What to work on:
Copy every entry word for word, but skip the pictures.
# Data records start
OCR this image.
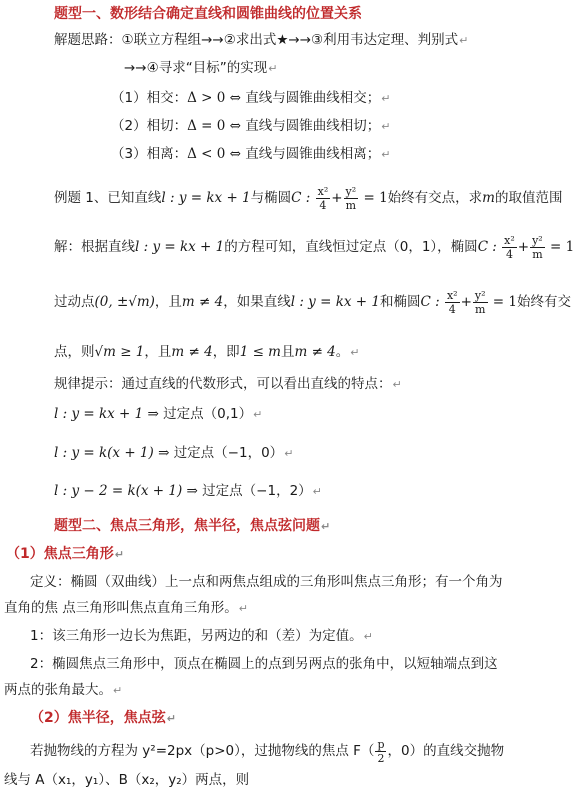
题型一、数形结合确定直线和圆锥曲线的位置关系
解题思路：①联立方程组→→②求出式★→→③利用韦达定理、判别式↵
→→④寻求“目标”的实现↵
（1）相交：Δ > 0 ⇔ 直线与圆锥曲线相交；↵
（2）相切：Δ = 0 ⇔ 直线与圆锥曲线相切；↵
（3）相离：Δ < 0 ⇔ 直线与圆锥曲线相离；↵
例题 1、已知直线l : y = kx + 1与椭圆C : $\frac{\text{x²}}{4} + \frac{\text{y²}}{m} = 1$始终有交点，求m的取值范围
解：根据直线l : y = kx + 1的方程可知，直线恒过定点（0，1），椭圆C : $\frac{\text{x²}}{4} + \frac{\text{y²}}{m} = 1$
过动点(0, ±√m)，且m ≠ 4，如果直线l : y = kx + 1和椭圆C : $\frac{\text{x²}}{4} + \frac{\text{y²}}{m} = 1$始终有交
点，则√m ≥ 1，且m ≠ 4，即1 ≤ m且m ≠ 4。↵
规律提示：通过直线的代数形式，可以看出直线的特点：↵
l : y = kx + 1 ⇒ 过定点（0,1）↵
l : y = k(x + 1) ⇒ 过定点（−1，0）↵
l : y − 2 = k(x + 1) ⇒ 过定点（−1，2）↵
题型二、焦点三角形，焦半径，焦点弦问题↵
（1）焦点三角形↵
定义：椭圆（双曲线）上一点和两焦点组成的三角形叫焦点三角形；有一个角为
直角的焦 点三角形叫焦点直角三角形。↵
1：该三角形一边长为焦距，另两边的和（差）为定值。↵
2：椭圆焦点三角形中，顶点在椭圆上的点到另两点的张角中，以短轴端点到这
两点的张角最大。↵
（2）焦半径，焦点弦↵
若抛物线的方程为 y²=2px（p>0），过抛物线的焦点 $F( \frac{p}{2}$ ，0）的直线交抛物
线与 A（x₁，y₁）、B（x₂，y₂）两点，则
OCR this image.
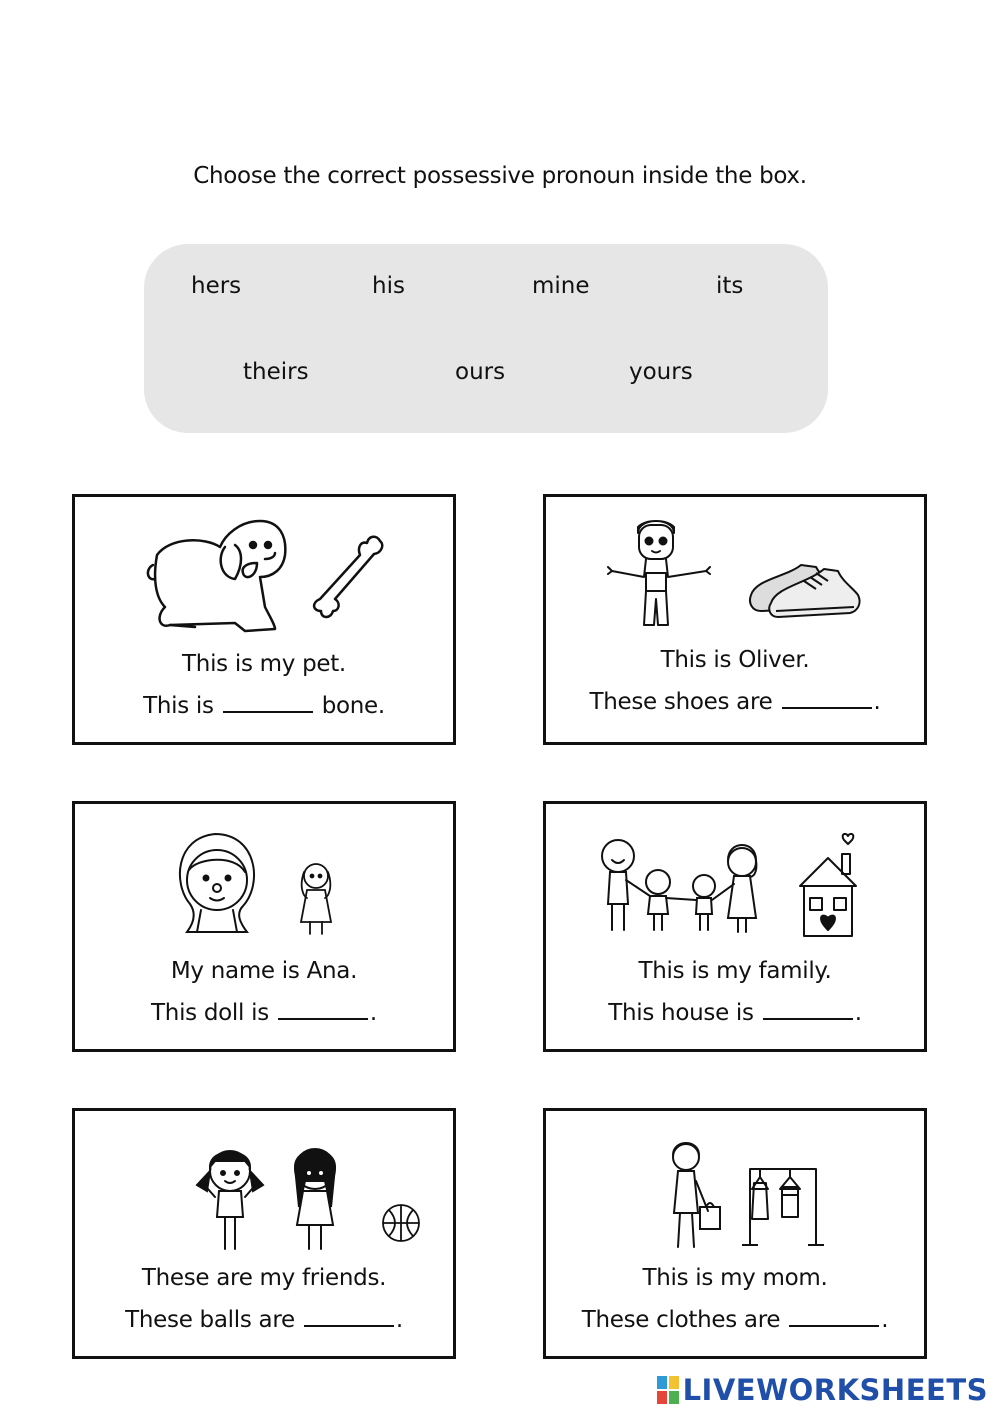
Choose the correct possessive pronoun inside the box.
hers	his	mine	its
theirs	ours	yours
This is my pet.
This is	bone.
This is Oliver.
These shoes are	.
My name is Ana.
This doll is	.
This is my family.
This house is	.
These are my friends.
These balls are	.
This is my mom.
These clothes are	.
LIVEWORKSHEETS
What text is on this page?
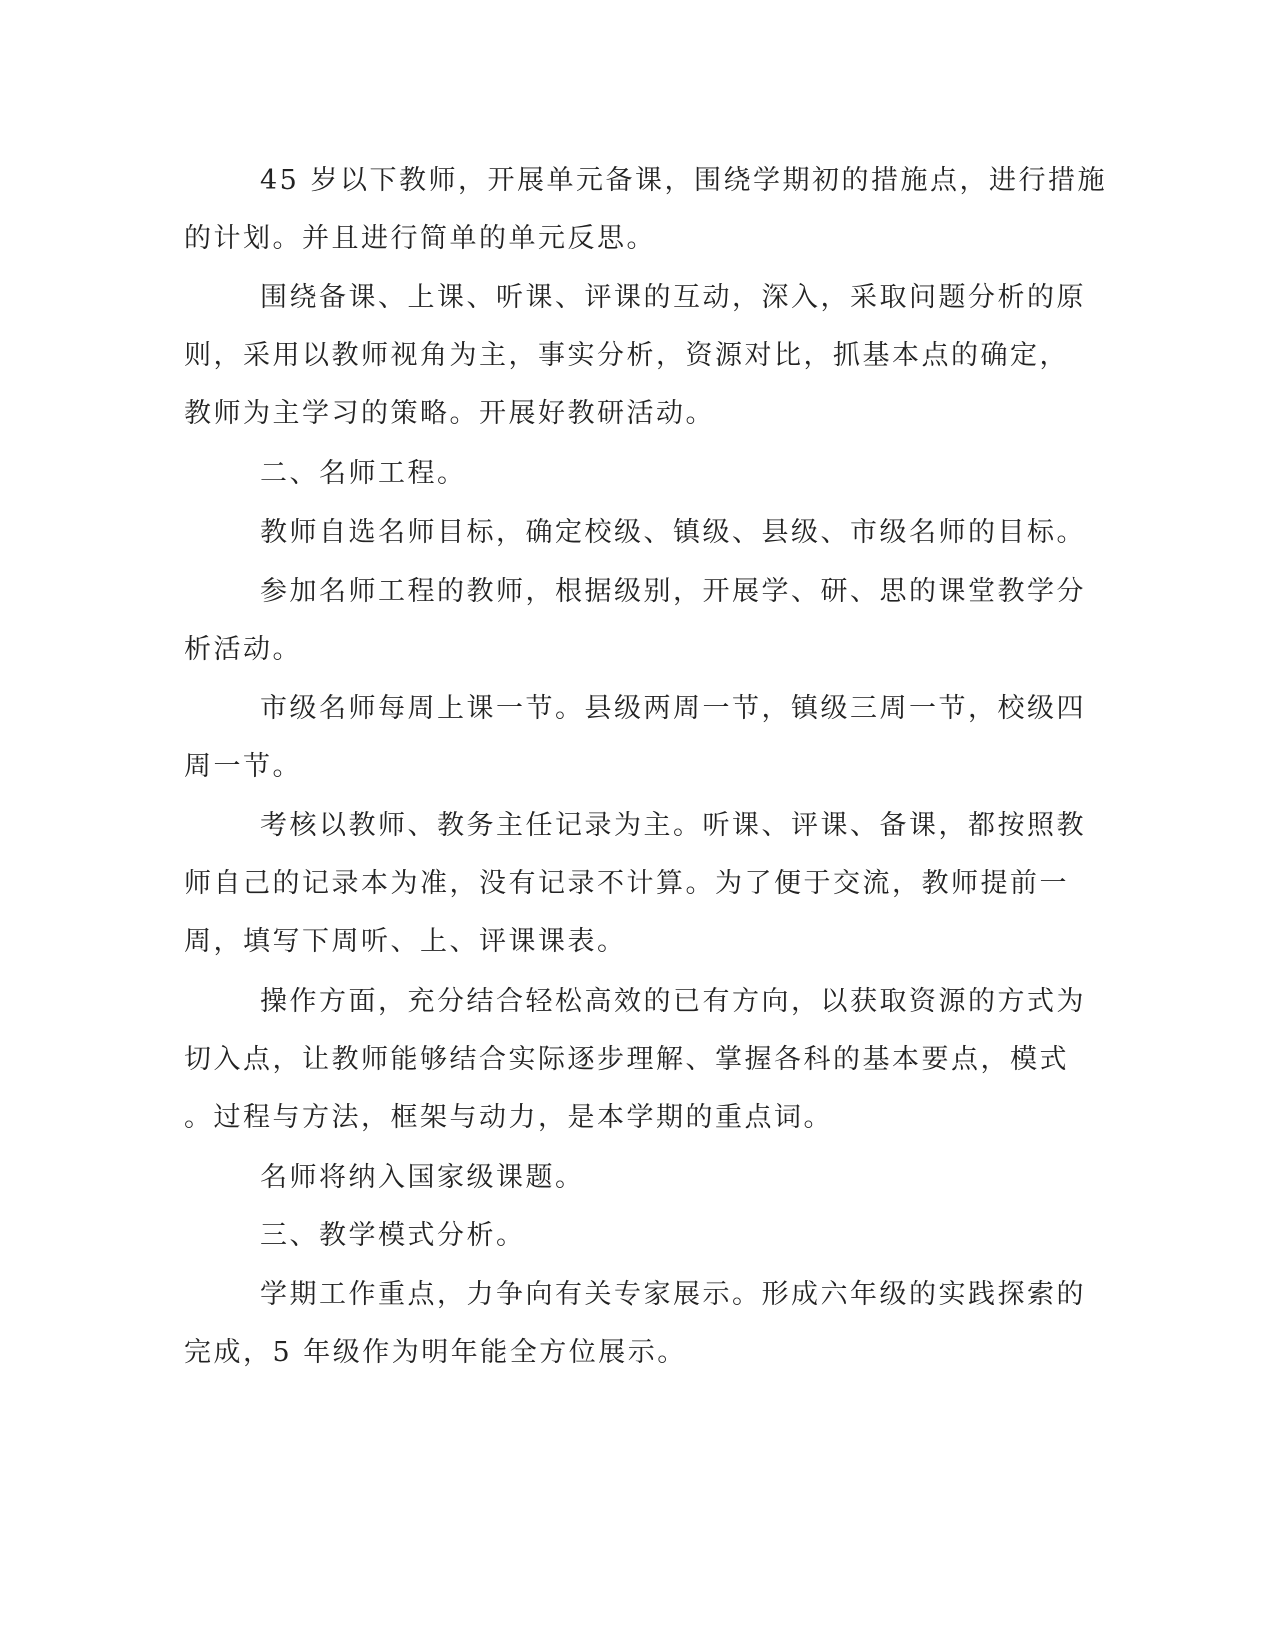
45 岁以下教师，开展单元备课，围绕学期初的措施点，进行措施
的计划。并且进行简单的单元反思。

围绕备课、上课、听课、评课的互动，深入，采取问题分析的原
则，采用以教师视角为主，事实分析，资源对比，抓基本点的确定，
教师为主学习的策略。开展好教研活动。

二、名师工程。

教师自选名师目标，确定校级、镇级、县级、市级名师的目标。

参加名师工程的教师，根据级别，开展学、研、思的课堂教学分
析活动。

市级名师每周上课一节。县级两周一节，镇级三周一节，校级四
周一节。

考核以教师、教务主任记录为主。听课、评课、备课，都按照教
师自己的记录本为准，没有记录不计算。为了便于交流，教师提前一
周，填写下周听、上、评课课表。

操作方面，充分结合轻松高效的已有方向，以获取资源的方式为
切入点，让教师能够结合实际逐步理解、掌握各科的基本要点，模式
。过程与方法，框架与动力，是本学期的重点词。

名师将纳入国家级课题。

三、教学模式分析。

学期工作重点，力争向有关专家展示。形成六年级的实践探索的
完成，5 年级作为明年能全方位展示。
# Data records end
Answer to the problem:
OCR this image.
题型一、数形结合确定直线和圆锥曲线的位置关系
解题思路：①联立方程组→→②求出式★→→③利用韦达定理、判别式↵
→→④寻求“目标”的实现↵
（1）相交：Δ > 0 ⇔ 直线与圆锥曲线相交；↵
（2）相切：Δ = 0 ⇔ 直线与圆锥曲线相切；↵
（3）相离：Δ < 0 ⇔ 直线与圆锥曲线相离；↵
例题 1、已知直线l : y = kx + 1与椭圆C : $\frac{\text{x²}}{4} + \frac{\text{y²}}{m} = 1$始终有交点，求m的取值范围
解：根据直线l : y = kx + 1的方程可知，直线恒过定点（0，1），椭圆C : $\frac{\text{x²}}{4} + \frac{\text{y²}}{m} = 1$
过动点(0, ±√m)，且m ≠ 4，如果直线l : y = kx + 1和椭圆C : $\frac{\text{x²}}{4} + \frac{\text{y²}}{m} = 1$始终有交
点，则√m ≥ 1，且m ≠ 4，即1 ≤ m且m ≠ 4。↵
规律提示：通过直线的代数形式，可以看出直线的特点：↵
l : y = kx + 1 ⇒ 过定点（0,1）↵
l : y = k(x + 1) ⇒ 过定点（−1，0）↵
l : y − 2 = k(x + 1) ⇒ 过定点（−1，2）↵
题型二、焦点三角形，焦半径，焦点弦问题↵
（1）焦点三角形↵
定义：椭圆（双曲线）上一点和两焦点组成的三角形叫焦点三角形；有一个角为
直角的焦 点三角形叫焦点直角三角形。↵
1：该三角形一边长为焦距，另两边的和（差）为定值。↵
2：椭圆焦点三角形中，顶点在椭圆上的点到另两点的张角中，以短轴端点到这
两点的张角最大。↵
（2）焦半径，焦点弦↵
若抛物线的方程为 y²=2px（p>0），过抛物线的焦点 $F( \frac{p}{2}$ ，0）的直线交抛物
线与 A（x₁，y₁）、B（x₂，y₂）两点，则
OCR this image.
Choose the correct possessive pronoun inside the box.
hers	his	mine	its
theirs	ours	yours
This is my pet.
This is	bone.
This is Oliver.
These shoes are	.
My name is Ana.
This doll is	.
This is my family.
This house is	.
These are my friends.
These balls are	.
This is my mom.
These clothes are	.
LIVEWORKSHEETS
What text is on this page?
45 岁以下教师，开展单元备课，围绕学期初的措施点，进行措施
的计划。并且进行简单的单元反思。

围绕备课、上课、听课、评课的互动，深入，采取问题分析的原
则，采用以教师视角为主，事实分析，资源对比，抓基本点的确定，
教师为主学习的策略。开展好教研活动。

二、名师工程。

教师自选名师目标，确定校级、镇级、县级、市级名师的目标。

参加名师工程的教师，根据级别，开展学、研、思的课堂教学分
析活动。

市级名师每周上课一节。县级两周一节，镇级三周一节，校级四
周一节。

考核以教师、教务主任记录为主。听课、评课、备课，都按照教
师自己的记录本为准，没有记录不计算。为了便于交流，教师提前一
周，填写下周听、上、评课课表。

操作方面，充分结合轻松高效的已有方向，以获取资源的方式为
切入点，让教师能够结合实际逐步理解、掌握各科的基本要点，模式
。过程与方法，框架与动力，是本学期的重点词。

名师将纳入国家级课题。

三、教学模式分析。

学期工作重点，力争向有关专家展示。形成六年级的实践探索的
完成，5 年级作为明年能全方位展示。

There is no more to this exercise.